## Start DATASET ROWS

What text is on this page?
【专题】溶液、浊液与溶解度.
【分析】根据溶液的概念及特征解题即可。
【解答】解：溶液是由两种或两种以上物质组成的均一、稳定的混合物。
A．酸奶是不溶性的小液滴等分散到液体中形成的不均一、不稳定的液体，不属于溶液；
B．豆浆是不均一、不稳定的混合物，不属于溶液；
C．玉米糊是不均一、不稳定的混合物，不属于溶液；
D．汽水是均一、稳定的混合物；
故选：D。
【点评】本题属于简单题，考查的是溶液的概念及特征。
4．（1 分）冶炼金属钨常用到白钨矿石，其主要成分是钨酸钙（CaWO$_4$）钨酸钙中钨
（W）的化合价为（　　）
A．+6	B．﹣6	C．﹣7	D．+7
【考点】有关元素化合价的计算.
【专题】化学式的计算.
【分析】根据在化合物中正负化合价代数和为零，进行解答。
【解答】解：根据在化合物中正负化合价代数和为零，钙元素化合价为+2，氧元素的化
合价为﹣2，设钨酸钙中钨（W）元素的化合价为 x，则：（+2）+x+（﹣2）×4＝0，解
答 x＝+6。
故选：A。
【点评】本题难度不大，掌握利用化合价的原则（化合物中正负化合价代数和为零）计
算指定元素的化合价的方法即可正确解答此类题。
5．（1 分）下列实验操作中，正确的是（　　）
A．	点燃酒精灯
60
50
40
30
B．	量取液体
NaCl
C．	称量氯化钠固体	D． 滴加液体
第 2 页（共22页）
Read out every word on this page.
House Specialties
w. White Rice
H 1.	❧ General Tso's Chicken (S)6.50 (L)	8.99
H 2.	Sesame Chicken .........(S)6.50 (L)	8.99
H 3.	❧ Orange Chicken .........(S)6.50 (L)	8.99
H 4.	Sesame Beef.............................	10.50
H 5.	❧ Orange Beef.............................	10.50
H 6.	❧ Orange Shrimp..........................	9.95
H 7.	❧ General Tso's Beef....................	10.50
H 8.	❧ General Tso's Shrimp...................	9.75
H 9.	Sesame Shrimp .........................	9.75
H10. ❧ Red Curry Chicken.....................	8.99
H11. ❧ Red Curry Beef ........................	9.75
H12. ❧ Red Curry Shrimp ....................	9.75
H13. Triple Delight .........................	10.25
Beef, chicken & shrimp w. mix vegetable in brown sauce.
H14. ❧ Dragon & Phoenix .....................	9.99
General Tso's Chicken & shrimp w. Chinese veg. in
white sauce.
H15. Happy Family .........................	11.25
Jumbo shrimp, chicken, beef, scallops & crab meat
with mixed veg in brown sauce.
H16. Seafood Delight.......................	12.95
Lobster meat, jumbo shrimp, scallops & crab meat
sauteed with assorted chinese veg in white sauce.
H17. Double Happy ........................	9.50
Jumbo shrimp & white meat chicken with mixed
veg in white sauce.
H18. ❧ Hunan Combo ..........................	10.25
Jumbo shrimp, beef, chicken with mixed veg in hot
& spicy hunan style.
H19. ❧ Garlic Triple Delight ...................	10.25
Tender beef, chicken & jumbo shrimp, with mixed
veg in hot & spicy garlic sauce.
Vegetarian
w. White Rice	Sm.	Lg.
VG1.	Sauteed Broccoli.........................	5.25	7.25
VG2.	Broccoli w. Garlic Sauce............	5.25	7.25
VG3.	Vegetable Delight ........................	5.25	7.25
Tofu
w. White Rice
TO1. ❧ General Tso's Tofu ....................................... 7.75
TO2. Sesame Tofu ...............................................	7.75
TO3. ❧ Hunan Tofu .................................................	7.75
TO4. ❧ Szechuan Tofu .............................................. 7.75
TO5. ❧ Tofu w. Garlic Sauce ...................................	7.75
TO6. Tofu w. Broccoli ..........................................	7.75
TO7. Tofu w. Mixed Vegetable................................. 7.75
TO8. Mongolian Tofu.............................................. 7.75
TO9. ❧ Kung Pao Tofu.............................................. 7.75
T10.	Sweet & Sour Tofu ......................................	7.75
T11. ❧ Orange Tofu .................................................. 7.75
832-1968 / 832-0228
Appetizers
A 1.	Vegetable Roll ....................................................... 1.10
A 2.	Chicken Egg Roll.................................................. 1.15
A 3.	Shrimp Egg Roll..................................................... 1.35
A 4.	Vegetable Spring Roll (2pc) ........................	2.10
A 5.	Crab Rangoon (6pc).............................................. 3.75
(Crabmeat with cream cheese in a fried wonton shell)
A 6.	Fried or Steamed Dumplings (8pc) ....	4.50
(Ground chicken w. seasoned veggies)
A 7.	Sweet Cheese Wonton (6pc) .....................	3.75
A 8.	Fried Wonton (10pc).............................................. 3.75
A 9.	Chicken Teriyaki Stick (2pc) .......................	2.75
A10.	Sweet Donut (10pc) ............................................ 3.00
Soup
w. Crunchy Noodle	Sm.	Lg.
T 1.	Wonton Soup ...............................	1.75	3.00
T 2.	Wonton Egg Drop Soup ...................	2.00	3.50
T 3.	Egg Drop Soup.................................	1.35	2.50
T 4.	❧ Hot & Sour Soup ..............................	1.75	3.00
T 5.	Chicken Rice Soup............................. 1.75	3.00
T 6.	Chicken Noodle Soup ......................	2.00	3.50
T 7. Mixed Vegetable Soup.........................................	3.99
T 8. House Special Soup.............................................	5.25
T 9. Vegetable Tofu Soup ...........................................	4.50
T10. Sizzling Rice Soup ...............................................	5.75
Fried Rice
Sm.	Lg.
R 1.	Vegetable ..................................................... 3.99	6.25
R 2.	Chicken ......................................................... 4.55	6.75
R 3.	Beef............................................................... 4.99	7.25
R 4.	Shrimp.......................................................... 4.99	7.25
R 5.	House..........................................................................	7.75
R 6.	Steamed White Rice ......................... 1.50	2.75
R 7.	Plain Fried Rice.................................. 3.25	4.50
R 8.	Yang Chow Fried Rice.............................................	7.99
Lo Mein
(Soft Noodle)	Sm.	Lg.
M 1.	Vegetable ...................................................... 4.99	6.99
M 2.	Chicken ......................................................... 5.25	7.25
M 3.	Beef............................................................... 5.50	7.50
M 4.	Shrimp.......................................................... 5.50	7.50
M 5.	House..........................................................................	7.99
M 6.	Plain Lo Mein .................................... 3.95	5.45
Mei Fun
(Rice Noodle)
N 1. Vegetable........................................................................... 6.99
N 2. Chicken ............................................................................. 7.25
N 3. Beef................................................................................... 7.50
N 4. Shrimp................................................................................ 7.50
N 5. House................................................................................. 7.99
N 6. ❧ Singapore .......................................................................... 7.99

## End DATASET ROWS

* [TASK PROMPT] Every line above should be printed again exactly as it stands.

* [EXERCISE SOLUTION]
What text is on this page?
【专题】溶液、浊液与溶解度.
【分析】根据溶液的概念及特征解题即可。
【解答】解：溶液是由两种或两种以上物质组成的均一、稳定的混合物。
A．酸奶是不溶性的小液滴等分散到液体中形成的不均一、不稳定的液体，不属于溶液；
B．豆浆是不均一、不稳定的混合物，不属于溶液；
C．玉米糊是不均一、不稳定的混合物，不属于溶液；
D．汽水是均一、稳定的混合物；
故选：D。
【点评】本题属于简单题，考查的是溶液的概念及特征。
4．（1 分）冶炼金属钨常用到白钨矿石，其主要成分是钨酸钙（CaWO$_4$）钨酸钙中钨
（W）的化合价为（　　）
A．+6	B．﹣6	C．﹣7	D．+7
【考点】有关元素化合价的计算.
【专题】化学式的计算.
【分析】根据在化合物中正负化合价代数和为零，进行解答。
【解答】解：根据在化合物中正负化合价代数和为零，钙元素化合价为+2，氧元素的化
合价为﹣2，设钨酸钙中钨（W）元素的化合价为 x，则：（+2）+x+（﹣2）×4＝0，解
答 x＝+6。
故选：A。
【点评】本题难度不大，掌握利用化合价的原则（化合物中正负化合价代数和为零）计
算指定元素的化合价的方法即可正确解答此类题。
5．（1 分）下列实验操作中，正确的是（　　）
A．	点燃酒精灯
60
50
40
30
B．	量取液体
NaCl
C．	称量氯化钠固体	D． 滴加液体
第 2 页（共22页）
Read out every word on this page.
House Specialties
w. White Rice
H 1.	❧ General Tso's Chicken (S)6.50 (L)	8.99
H 2.	Sesame Chicken .........(S)6.50 (L)	8.99
H 3.	❧ Orange Chicken .........(S)6.50 (L)	8.99
H 4.	Sesame Beef.............................	10.50
H 5.	❧ Orange Beef.............................	10.50
H 6.	❧ Orange Shrimp..........................	9.95
H 7.	❧ General Tso's Beef....................	10.50
H 8.	❧ General Tso's Shrimp...................	9.75
H 9.	Sesame Shrimp .........................	9.75
H10. ❧ Red Curry Chicken.....................	8.99
H11. ❧ Red Curry Beef ........................	9.75
H12. ❧ Red Curry Shrimp ....................	9.75
H13. Triple Delight .........................	10.25
Beef, chicken & shrimp w. mix vegetable in brown sauce.
H14. ❧ Dragon & Phoenix .....................	9.99
General Tso's Chicken & shrimp w. Chinese veg. in
white sauce.
H15. Happy Family .........................	11.25
Jumbo shrimp, chicken, beef, scallops & crab meat
with mixed veg in brown sauce.
H16. Seafood Delight.......................	12.95
Lobster meat, jumbo shrimp, scallops & crab meat
sauteed with assorted chinese veg in white sauce.
H17. Double Happy ........................	9.50
Jumbo shrimp & white meat chicken with mixed
veg in white sauce.
H18. ❧ Hunan Combo ..........................	10.25
Jumbo shrimp, beef, chicken with mixed veg in hot
& spicy hunan style.
H19. ❧ Garlic Triple Delight ...................	10.25
Tender beef, chicken & jumbo shrimp, with mixed
veg in hot & spicy garlic sauce.
Vegetarian
w. White Rice	Sm.	Lg.
VG1.	Sauteed Broccoli.........................	5.25	7.25
VG2.	Broccoli w. Garlic Sauce............	5.25	7.25
VG3.	Vegetable Delight ........................	5.25	7.25
Tofu
w. White Rice
TO1. ❧ General Tso's Tofu ....................................... 7.75
TO2. Sesame Tofu ...............................................	7.75
TO3. ❧ Hunan Tofu .................................................	7.75
TO4. ❧ Szechuan Tofu .............................................. 7.75
TO5. ❧ Tofu w. Garlic Sauce ...................................	7.75
TO6. Tofu w. Broccoli ..........................................	7.75
TO7. Tofu w. Mixed Vegetable................................. 7.75
TO8. Mongolian Tofu.............................................. 7.75
TO9. ❧ Kung Pao Tofu.............................................. 7.75
T10.	Sweet & Sour Tofu ......................................	7.75
T11. ❧ Orange Tofu .................................................. 7.75
832-1968 / 832-0228
Appetizers
A 1.	Vegetable Roll ....................................................... 1.10
A 2.	Chicken Egg Roll.................................................. 1.15
A 3.	Shrimp Egg Roll..................................................... 1.35
A 4.	Vegetable Spring Roll (2pc) ........................	2.10
A 5.	Crab Rangoon (6pc).............................................. 3.75
(Crabmeat with cream cheese in a fried wonton shell)
A 6.	Fried or Steamed Dumplings (8pc) ....	4.50
(Ground chicken w. seasoned veggies)
A 7.	Sweet Cheese Wonton (6pc) .....................	3.75
A 8.	Fried Wonton (10pc).............................................. 3.75
A 9.	Chicken Teriyaki Stick (2pc) .......................	2.75
A10.	Sweet Donut (10pc) ............................................ 3.00
Soup
w. Crunchy Noodle	Sm.	Lg.
T 1.	Wonton Soup ...............................	1.75	3.00
T 2.	Wonton Egg Drop Soup ...................	2.00	3.50
T 3.	Egg Drop Soup.................................	1.35	2.50
T 4.	❧ Hot & Sour Soup ..............................	1.75	3.00
T 5.	Chicken Rice Soup............................. 1.75	3.00
T 6.	Chicken Noodle Soup ......................	2.00	3.50
T 7. Mixed Vegetable Soup.........................................	3.99
T 8. House Special Soup.............................................	5.25
T 9. Vegetable Tofu Soup ...........................................	4.50
T10. Sizzling Rice Soup ...............................................	5.75
Fried Rice
Sm.	Lg.
R 1.	Vegetable ..................................................... 3.99	6.25
R 2.	Chicken ......................................................... 4.55	6.75
R 3.	Beef............................................................... 4.99	7.25
R 4.	Shrimp.......................................................... 4.99	7.25
R 5.	House..........................................................................	7.75
R 6.	Steamed White Rice ......................... 1.50	2.75
R 7.	Plain Fried Rice.................................. 3.25	4.50
R 8.	Yang Chow Fried Rice.............................................	7.99
Lo Mein
(Soft Noodle)	Sm.	Lg.
M 1.	Vegetable ...................................................... 4.99	6.99
M 2.	Chicken ......................................................... 5.25	7.25
M 3.	Beef............................................................... 5.50	7.50
M 4.	Shrimp.......................................................... 5.50	7.50
M 5.	House..........................................................................	7.99
M 6.	Plain Lo Mein .................................... 3.95	5.45
Mei Fun
(Rice Noodle)
N 1. Vegetable........................................................................... 6.99
N 2. Chicken ............................................................................. 7.25
N 3. Beef................................................................................... 7.50
N 4. Shrimp................................................................................ 7.50
N 5. House................................................................................. 7.99
N 6. ❧ Singapore .......................................................................... 7.99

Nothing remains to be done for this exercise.